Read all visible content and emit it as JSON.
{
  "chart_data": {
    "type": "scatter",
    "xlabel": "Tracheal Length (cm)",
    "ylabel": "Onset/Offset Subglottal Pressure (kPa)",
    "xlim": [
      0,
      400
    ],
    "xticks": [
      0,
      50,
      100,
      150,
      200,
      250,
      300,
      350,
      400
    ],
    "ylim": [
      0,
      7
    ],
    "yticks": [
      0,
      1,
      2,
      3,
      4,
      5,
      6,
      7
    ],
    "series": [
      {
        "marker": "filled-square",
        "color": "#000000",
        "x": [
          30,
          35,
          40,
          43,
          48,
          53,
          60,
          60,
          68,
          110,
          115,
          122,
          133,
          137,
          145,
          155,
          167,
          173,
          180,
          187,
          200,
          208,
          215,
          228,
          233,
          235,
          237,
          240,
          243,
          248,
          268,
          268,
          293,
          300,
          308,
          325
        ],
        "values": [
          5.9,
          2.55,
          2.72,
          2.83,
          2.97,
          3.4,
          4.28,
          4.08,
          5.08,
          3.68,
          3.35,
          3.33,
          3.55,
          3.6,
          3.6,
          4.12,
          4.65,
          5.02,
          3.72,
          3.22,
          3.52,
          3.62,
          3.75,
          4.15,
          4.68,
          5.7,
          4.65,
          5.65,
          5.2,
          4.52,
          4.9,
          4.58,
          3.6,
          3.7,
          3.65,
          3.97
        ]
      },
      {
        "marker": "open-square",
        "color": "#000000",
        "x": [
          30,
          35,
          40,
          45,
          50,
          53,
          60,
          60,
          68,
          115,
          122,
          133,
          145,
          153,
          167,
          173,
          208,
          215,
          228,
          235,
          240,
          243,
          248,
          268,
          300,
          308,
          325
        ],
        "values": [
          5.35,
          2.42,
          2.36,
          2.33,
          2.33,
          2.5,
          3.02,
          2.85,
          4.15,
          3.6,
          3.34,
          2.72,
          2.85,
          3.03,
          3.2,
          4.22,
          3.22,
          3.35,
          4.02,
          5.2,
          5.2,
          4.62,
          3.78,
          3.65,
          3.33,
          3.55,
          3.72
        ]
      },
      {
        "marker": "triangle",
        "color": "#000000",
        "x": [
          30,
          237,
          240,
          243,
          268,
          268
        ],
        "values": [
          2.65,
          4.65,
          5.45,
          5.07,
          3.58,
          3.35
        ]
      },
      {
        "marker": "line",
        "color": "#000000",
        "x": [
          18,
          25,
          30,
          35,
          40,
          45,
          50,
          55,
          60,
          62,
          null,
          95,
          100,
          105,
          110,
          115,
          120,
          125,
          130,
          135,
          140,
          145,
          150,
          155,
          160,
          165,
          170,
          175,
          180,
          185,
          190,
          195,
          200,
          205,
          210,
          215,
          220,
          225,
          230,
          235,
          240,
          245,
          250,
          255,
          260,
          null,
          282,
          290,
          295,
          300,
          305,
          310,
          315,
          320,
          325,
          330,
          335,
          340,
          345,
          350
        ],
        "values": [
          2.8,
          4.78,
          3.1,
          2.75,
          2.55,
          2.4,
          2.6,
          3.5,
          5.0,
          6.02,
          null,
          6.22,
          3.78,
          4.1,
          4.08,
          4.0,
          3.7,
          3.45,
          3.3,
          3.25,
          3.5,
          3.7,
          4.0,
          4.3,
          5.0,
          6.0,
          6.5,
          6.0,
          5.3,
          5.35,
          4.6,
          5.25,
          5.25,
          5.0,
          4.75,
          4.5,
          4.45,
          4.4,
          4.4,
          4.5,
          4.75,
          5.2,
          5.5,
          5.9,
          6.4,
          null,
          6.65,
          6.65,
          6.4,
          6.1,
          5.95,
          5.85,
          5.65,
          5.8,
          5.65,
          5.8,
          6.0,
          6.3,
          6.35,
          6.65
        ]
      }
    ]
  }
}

---

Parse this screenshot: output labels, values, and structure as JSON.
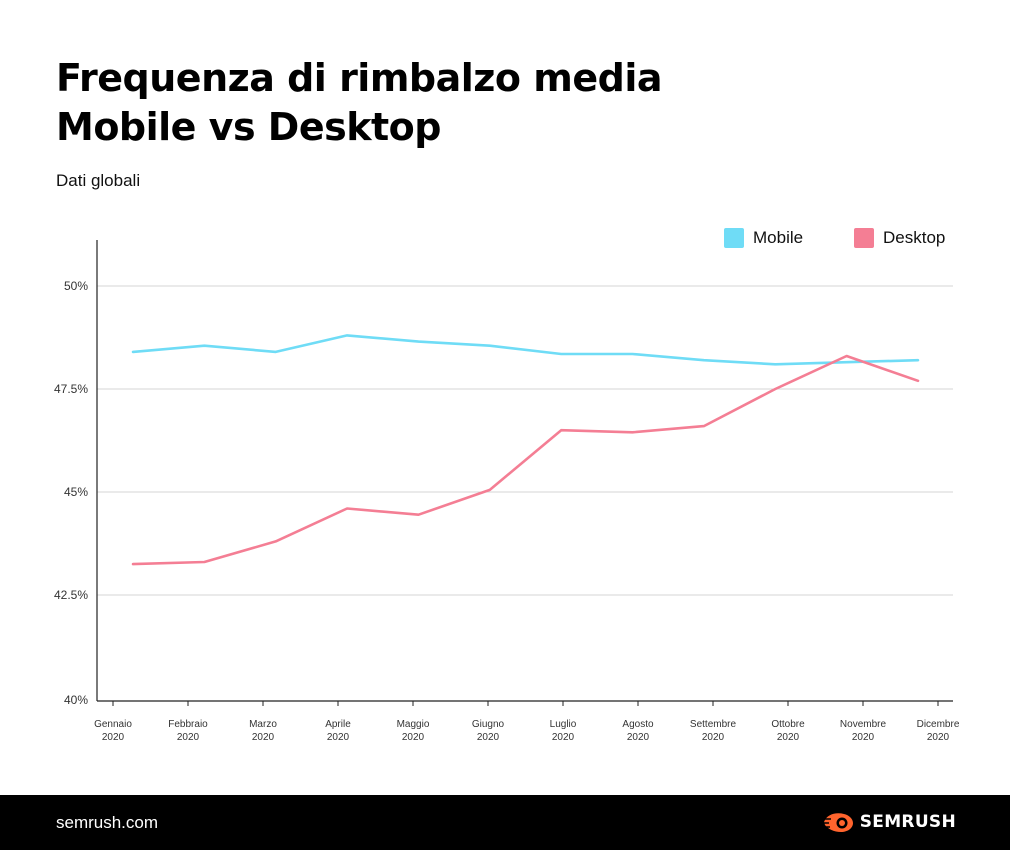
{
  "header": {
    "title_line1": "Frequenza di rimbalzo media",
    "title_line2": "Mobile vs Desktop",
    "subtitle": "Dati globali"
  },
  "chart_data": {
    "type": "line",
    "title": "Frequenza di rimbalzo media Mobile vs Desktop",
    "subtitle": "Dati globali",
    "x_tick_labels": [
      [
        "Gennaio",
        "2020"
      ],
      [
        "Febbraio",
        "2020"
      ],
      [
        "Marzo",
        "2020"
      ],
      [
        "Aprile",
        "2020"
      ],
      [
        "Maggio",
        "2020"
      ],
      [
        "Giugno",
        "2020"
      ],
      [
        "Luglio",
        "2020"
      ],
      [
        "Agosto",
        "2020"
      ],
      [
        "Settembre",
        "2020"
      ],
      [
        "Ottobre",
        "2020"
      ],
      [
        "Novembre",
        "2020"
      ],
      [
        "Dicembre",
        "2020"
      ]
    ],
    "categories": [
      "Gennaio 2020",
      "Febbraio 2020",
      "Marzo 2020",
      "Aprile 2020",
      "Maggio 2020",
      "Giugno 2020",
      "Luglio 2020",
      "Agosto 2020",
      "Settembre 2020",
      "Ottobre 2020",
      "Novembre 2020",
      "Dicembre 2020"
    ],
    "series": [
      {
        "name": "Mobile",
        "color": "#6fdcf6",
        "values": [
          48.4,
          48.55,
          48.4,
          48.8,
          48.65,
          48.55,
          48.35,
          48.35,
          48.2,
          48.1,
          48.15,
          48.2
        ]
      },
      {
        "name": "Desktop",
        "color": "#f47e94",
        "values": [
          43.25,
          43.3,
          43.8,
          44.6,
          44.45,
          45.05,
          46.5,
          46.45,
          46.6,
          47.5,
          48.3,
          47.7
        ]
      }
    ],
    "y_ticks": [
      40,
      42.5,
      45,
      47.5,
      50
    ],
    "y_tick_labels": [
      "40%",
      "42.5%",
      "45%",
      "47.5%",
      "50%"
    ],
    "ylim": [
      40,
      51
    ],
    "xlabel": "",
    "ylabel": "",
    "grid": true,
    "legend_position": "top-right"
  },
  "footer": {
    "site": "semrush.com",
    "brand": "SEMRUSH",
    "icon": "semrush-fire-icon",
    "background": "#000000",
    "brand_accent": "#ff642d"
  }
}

> _AIM OF THE EXERCISE_
Filter out all lines lacking the word "marker" and copy the rest.

> _WORKED SOLUTION_
        "marker": "filled-square",
        "marker": "open-square",
        "marker": "triangle",
        "marker": "line",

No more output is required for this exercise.